WRITTEN TASK =
Below are the records; collect from them each line containing the string "Amorphous".

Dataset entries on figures
-- -- --

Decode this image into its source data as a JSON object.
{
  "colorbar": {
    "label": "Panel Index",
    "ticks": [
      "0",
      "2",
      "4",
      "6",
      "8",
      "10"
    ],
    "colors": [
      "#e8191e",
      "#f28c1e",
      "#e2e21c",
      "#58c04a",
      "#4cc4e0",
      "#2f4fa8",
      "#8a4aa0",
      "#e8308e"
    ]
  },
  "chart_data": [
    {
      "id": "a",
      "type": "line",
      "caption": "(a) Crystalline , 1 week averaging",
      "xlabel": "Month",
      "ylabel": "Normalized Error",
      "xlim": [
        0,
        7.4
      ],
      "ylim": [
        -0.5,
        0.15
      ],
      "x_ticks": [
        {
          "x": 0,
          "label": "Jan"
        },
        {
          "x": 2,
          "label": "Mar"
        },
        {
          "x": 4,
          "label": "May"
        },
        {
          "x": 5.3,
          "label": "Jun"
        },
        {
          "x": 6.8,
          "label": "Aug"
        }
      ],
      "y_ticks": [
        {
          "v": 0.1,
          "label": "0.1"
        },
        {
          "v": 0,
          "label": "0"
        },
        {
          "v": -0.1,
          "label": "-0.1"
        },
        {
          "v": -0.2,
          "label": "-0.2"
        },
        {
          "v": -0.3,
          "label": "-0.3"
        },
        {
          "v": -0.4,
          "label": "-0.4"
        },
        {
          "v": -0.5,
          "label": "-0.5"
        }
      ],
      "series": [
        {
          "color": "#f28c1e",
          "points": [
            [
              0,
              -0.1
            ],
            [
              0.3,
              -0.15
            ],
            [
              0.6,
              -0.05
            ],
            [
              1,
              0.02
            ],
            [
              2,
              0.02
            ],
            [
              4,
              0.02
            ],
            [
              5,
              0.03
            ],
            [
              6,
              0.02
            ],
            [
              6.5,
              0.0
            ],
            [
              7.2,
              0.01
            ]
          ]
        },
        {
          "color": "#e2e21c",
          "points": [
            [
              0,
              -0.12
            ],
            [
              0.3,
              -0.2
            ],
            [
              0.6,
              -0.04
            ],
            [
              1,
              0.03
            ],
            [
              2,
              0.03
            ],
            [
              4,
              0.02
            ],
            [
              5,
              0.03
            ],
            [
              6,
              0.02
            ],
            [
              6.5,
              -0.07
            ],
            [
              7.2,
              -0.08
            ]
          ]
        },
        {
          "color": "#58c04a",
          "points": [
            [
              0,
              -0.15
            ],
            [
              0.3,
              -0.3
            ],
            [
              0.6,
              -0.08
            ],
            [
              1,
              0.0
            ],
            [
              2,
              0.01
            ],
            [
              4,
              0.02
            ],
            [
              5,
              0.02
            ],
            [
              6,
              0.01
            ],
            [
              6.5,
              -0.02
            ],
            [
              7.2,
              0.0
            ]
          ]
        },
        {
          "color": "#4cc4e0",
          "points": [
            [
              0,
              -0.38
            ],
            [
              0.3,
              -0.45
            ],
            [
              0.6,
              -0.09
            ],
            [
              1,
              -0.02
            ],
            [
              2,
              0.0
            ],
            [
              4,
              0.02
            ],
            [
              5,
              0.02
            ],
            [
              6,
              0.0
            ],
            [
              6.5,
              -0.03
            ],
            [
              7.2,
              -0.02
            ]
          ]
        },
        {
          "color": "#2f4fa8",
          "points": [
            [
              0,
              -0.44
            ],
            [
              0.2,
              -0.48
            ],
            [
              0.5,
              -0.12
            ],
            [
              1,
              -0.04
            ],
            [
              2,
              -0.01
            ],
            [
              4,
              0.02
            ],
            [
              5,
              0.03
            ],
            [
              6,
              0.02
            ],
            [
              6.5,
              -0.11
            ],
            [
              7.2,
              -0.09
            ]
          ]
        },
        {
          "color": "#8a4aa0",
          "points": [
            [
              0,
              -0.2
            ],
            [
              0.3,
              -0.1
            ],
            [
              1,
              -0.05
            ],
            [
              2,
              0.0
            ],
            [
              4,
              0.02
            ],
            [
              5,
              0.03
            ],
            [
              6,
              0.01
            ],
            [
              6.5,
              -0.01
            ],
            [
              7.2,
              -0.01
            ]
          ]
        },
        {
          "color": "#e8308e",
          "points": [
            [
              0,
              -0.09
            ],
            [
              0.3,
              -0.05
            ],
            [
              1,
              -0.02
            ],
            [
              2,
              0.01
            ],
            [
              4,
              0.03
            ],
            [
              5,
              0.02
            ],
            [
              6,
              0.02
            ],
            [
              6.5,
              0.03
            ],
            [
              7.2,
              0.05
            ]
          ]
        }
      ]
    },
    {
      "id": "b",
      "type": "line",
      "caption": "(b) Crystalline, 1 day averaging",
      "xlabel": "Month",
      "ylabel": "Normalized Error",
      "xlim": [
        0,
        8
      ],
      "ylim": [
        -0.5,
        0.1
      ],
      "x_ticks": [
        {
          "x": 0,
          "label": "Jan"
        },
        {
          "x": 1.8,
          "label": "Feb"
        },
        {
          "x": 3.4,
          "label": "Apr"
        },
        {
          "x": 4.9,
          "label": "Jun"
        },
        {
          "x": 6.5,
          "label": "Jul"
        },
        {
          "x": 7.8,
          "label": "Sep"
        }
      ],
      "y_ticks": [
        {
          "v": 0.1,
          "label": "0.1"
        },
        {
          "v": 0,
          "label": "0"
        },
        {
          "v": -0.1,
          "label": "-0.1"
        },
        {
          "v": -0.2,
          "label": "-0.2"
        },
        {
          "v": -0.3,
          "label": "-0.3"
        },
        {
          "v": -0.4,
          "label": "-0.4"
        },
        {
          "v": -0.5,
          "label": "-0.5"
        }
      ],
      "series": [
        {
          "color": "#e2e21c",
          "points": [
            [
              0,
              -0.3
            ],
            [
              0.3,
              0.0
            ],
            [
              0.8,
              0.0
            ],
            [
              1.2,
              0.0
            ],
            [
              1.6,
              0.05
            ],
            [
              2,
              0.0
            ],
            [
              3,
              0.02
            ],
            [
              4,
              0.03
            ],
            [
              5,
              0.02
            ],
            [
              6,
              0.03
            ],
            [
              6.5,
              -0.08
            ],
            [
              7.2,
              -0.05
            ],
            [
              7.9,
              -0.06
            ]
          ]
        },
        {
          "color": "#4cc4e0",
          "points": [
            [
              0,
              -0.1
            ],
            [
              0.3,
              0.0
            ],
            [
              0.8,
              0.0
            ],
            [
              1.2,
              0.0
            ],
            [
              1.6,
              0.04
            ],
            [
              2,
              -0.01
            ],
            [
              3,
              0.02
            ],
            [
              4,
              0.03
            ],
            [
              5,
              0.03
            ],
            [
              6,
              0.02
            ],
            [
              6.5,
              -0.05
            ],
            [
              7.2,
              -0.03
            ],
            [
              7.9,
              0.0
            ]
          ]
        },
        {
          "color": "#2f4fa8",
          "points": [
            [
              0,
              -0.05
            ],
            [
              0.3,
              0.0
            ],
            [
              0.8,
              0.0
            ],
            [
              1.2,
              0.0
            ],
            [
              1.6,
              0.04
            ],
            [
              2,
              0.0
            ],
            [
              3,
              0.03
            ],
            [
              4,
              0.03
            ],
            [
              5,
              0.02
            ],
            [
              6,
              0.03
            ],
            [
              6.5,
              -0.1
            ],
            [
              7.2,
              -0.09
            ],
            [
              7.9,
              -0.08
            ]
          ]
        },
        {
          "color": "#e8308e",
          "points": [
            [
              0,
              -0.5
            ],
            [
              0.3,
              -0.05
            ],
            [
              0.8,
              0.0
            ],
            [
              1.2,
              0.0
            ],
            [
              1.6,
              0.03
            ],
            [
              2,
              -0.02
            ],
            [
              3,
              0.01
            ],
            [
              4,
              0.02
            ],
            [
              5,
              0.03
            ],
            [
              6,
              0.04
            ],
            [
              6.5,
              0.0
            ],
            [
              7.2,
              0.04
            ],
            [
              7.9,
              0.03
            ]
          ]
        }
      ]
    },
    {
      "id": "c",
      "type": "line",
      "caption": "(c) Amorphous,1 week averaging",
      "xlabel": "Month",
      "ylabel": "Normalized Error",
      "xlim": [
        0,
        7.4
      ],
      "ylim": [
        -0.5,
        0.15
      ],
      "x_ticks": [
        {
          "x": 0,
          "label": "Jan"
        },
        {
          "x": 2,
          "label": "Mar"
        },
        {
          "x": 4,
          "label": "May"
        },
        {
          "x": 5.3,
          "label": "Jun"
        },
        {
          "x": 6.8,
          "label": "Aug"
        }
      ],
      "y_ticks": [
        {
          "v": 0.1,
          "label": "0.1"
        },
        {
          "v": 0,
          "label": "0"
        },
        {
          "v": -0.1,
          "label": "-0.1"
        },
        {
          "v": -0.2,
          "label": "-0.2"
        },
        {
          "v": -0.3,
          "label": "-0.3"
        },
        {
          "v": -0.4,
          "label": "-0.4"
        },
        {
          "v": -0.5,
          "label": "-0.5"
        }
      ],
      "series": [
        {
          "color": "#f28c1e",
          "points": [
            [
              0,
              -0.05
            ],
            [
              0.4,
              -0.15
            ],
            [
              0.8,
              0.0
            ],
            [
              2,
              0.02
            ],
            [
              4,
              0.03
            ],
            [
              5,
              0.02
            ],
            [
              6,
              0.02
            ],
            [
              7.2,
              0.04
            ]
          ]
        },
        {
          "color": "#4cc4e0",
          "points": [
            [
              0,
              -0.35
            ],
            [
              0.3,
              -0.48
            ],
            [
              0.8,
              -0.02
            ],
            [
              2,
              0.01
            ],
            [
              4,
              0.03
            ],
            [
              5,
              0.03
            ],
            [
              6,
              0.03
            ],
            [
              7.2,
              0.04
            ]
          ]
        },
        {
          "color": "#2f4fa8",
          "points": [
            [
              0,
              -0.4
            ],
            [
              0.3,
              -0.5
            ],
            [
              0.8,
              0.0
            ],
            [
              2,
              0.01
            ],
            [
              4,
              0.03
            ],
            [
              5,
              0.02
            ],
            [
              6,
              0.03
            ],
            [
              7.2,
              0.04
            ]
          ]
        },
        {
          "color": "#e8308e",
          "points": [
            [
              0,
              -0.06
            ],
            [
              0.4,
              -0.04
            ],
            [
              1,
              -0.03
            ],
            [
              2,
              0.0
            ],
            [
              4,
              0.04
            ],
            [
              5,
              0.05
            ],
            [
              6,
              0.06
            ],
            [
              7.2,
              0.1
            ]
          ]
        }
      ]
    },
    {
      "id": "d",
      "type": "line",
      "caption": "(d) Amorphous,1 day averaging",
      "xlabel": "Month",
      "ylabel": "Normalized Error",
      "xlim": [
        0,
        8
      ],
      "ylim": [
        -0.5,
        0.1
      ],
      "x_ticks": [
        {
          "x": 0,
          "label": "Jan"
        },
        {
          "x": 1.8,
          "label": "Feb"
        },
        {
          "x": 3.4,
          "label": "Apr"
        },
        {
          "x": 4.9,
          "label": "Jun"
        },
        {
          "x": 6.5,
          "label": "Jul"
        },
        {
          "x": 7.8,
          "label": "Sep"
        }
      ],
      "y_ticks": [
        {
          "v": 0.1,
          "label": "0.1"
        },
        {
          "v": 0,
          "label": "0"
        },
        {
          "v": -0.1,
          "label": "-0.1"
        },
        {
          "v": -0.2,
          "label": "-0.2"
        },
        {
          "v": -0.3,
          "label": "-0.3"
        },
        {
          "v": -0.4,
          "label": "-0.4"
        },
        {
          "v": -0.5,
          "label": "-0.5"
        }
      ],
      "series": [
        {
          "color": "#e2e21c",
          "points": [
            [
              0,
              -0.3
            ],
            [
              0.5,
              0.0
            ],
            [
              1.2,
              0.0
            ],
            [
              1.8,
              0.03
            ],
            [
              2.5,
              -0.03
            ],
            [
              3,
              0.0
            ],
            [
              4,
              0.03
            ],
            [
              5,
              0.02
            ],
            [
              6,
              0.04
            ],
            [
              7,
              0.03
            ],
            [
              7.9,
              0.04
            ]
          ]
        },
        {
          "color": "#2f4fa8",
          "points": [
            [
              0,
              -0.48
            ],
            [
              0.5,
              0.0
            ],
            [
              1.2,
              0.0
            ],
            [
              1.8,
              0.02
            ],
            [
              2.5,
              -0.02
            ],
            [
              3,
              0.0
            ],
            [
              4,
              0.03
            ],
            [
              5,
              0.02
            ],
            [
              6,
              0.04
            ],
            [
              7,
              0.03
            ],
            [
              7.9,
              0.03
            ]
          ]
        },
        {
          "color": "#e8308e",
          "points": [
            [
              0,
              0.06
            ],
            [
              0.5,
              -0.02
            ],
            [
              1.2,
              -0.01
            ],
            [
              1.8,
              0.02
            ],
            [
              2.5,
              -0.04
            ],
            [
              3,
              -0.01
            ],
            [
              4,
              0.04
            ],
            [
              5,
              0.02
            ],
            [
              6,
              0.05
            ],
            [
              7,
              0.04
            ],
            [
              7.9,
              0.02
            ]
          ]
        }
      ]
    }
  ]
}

-- -- --

TASK OUTPUT =
      "caption": "(c) Amorphous,1 week averaging",
      "caption": "(d) Amorphous,1 day averaging",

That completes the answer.